[Given problem] Make an exact copy of the lines, leaving the pictures out.

(Dataset excerpts)
------------------------
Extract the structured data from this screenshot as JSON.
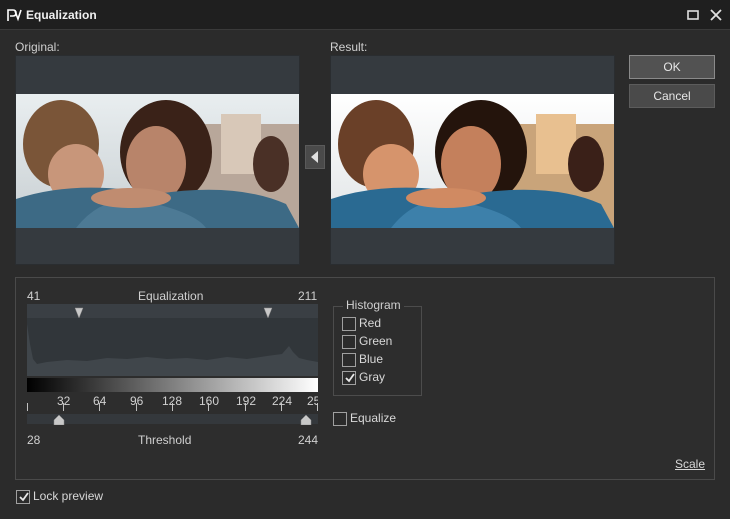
{
  "window": {
    "title": "Equalization",
    "icons": {
      "app": "pv-logo-icon",
      "maximize": "maximize-icon",
      "close": "close-icon"
    }
  },
  "preview": {
    "original_label": "Original:",
    "result_label": "Result:",
    "arrow_icon": "triangle-left-icon"
  },
  "buttons": {
    "ok": "OK",
    "cancel": "Cancel"
  },
  "equalization": {
    "title": "Equalization",
    "low": "41",
    "high": "211",
    "tick_labels": [
      "32",
      "64",
      "96",
      "128",
      "160",
      "192",
      "224",
      "25"
    ],
    "threshold_label": "Threshold",
    "threshold_low": "28",
    "threshold_high": "244"
  },
  "histogram_group": {
    "title": "Histogram",
    "channels": [
      {
        "label": "Red",
        "checked": false
      },
      {
        "label": "Green",
        "checked": false
      },
      {
        "label": "Blue",
        "checked": false
      },
      {
        "label": "Gray",
        "checked": true
      }
    ]
  },
  "equalize": {
    "label": "Equalize",
    "checked": false
  },
  "scale_link": "Scale",
  "lock_preview": {
    "label": "Lock preview",
    "checked": true
  },
  "colors": {
    "background": "#2b2b2b",
    "titlebar": "#1f1f1f",
    "preview_bg": "#353a3f",
    "histogram_bg": "#31363a"
  }
}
------------------------
[Task response]
Extract the structured data from this screenshot as JSON.
{
  "window": {
    "title": "Equalization",
    "icons": {
      "app": "pv-logo-icon",
      "maximize": "maximize-icon",
      "close": "close-icon"
    }
  },
  "preview": {
    "original_label": "Original:",
    "result_label": "Result:",
    "arrow_icon": "triangle-left-icon"
  },
  "buttons": {
    "ok": "OK",
    "cancel": "Cancel"
  },
  "equalization": {
    "title": "Equalization",
    "low": "41",
    "high": "211",
    "tick_labels": [
      "32",
      "64",
      "96",
      "128",
      "160",
      "192",
      "224",
      "25"
    ],
    "threshold_label": "Threshold",
    "threshold_low": "28",
    "threshold_high": "244"
  },
  "histogram_group": {
    "title": "Histogram",
    "channels": [
      {
        "label": "Red",
        "checked": false
      },
      {
        "label": "Green",
        "checked": false
      },
      {
        "label": "Blue",
        "checked": false
      },
      {
        "label": "Gray",
        "checked": true
      }
    ]
  },
  "equalize": {
    "label": "Equalize",
    "checked": false
  },
  "scale_link": "Scale",
  "lock_preview": {
    "label": "Lock preview",
    "checked": true
  },
  "colors": {
    "background": "#2b2b2b",
    "titlebar": "#1f1f1f",
    "preview_bg": "#353a3f",
    "histogram_bg": "#31363a"
  }
}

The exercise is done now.